• **What is expected**: Quote the records below in full, exactly as given, with the images taken out.

• **Dataset**:
— start —

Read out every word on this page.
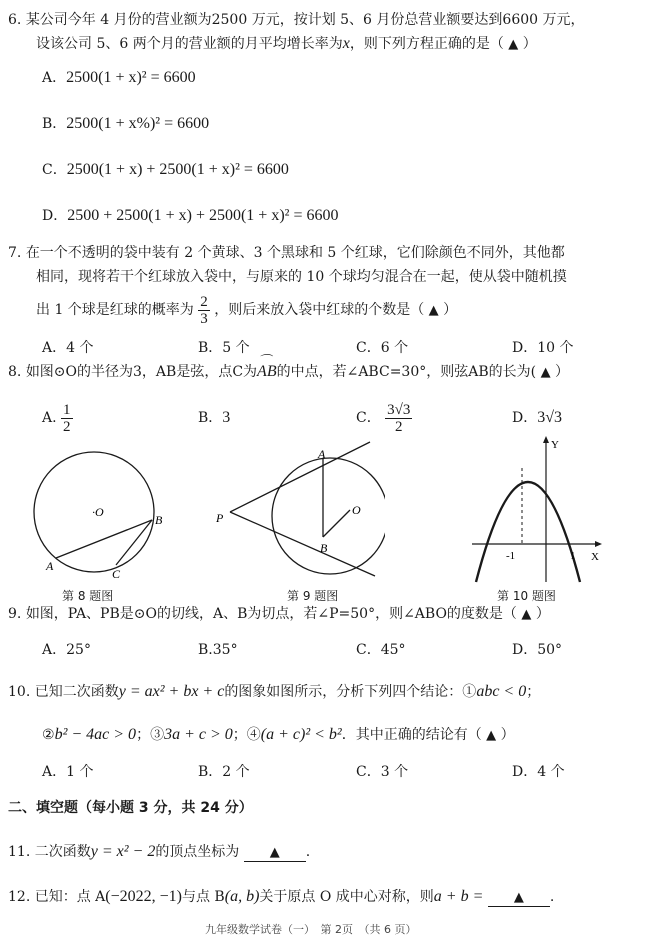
6. 某公司今年 4 月份的营业额为2500 万元，按计划 5、6 月份总营业额要达到6600 万元，
设该公司 5、6 两个月的营业额的月平均增长率为x，则下列方程正确的是（ ▲ ）
A．2500(1 + x)² = 6600
B．2500(1 + x%)² = 6600
C．2500(1 + x) + 2500(1 + x)² = 6600
D．2500 + 2500(1 + x) + 2500(1 + x)² = 6600
7. 在一个不透明的袋中装有 2 个黄球、3 个黑球和 5 个红球，它们除颜色不同外，其他都
相同，现将若干个红球放入袋中，与原来的 10 个球均匀混合在一起，使从袋中随机摸
出 1 个球是红球的概率为 $\frac{2}{3}$ ，则后来放入袋中红球的个数是（ ▲ ）
A．4 个	B．5 个	C．6 个	D．10 个
8. 如图⊙O的半径为3，AB是弦，点C为⌒ AB的中点，若∠ABC=30°，则弦AB的长为( ▲ ）
A. $\frac{1}{2}$	B．3	C． $\frac{3√3}{2}$	D．3√3
·O
A
B
C
第 8 题图
P
A
B
O
第 9 题图
Y
X
-1	1
第 10 题图
9. 如图，PA、PB是⊙O的切线，A、B为切点，若∠P=50°，则∠ABO的度数是（ ▲ ）
A．25°	B.35°	C．45°	D．50°
10. 已知二次函数y = ax² + bx + c的图象如图所示，分析下列四个结论：①abc < 0；
②b² − 4ac > 0；③3a + c > 0；④(a + c)² < b²．其中正确的结论有（ ▲ ）
A．1 个	B．2 个	C．3 个	D．4 个
二、填空题（每小题 3 分，共 24 分）
11. 二次函数y = x² − 2的顶点坐标为 ▲ .
12. 已知：点 A(−2022, −1)与点 B(a, b)关于原点 O 成中心对称，则a + b = ▲ .
九年级数学试卷（一）　第 2页　（共 6 页）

— end —

• **Completed task**:
Read out every word on this page.
6. 某公司今年 4 月份的营业额为2500 万元，按计划 5、6 月份总营业额要达到6600 万元，
设该公司 5、6 两个月的营业额的月平均增长率为x，则下列方程正确的是（ ▲ ）
A．2500(1 + x)² = 6600
B．2500(1 + x%)² = 6600
C．2500(1 + x) + 2500(1 + x)² = 6600
D．2500 + 2500(1 + x) + 2500(1 + x)² = 6600
7. 在一个不透明的袋中装有 2 个黄球、3 个黑球和 5 个红球，它们除颜色不同外，其他都
相同，现将若干个红球放入袋中，与原来的 10 个球均匀混合在一起，使从袋中随机摸
出 1 个球是红球的概率为 $\frac{2}{3}$ ，则后来放入袋中红球的个数是（ ▲ ）
A．4 个	B．5 个	C．6 个	D．10 个
8. 如图⊙O的半径为3，AB是弦，点C为⌒ AB的中点，若∠ABC=30°，则弦AB的长为( ▲ ）
A. $\frac{1}{2}$	B．3	C． $\frac{3√3}{2}$	D．3√3
·O
A
B
C
第 8 题图
P
A
B
O
第 9 题图
Y
X
-1	1
第 10 题图
9. 如图，PA、PB是⊙O的切线，A、B为切点，若∠P=50°，则∠ABO的度数是（ ▲ ）
A．25°	B.35°	C．45°	D．50°
10. 已知二次函数y = ax² + bx + c的图象如图所示，分析下列四个结论：①abc < 0；
②b² − 4ac > 0；③3a + c > 0；④(a + c)² < b²．其中正确的结论有（ ▲ ）
A．1 个	B．2 个	C．3 个	D．4 个
二、填空题（每小题 3 分，共 24 分）
11. 二次函数y = x² − 2的顶点坐标为 ▲ .
12. 已知：点 A(−2022, −1)与点 B(a, b)关于原点 O 成中心对称，则a + b = ▲ .
九年级数学试卷（一）　第 2页　（共 6 页）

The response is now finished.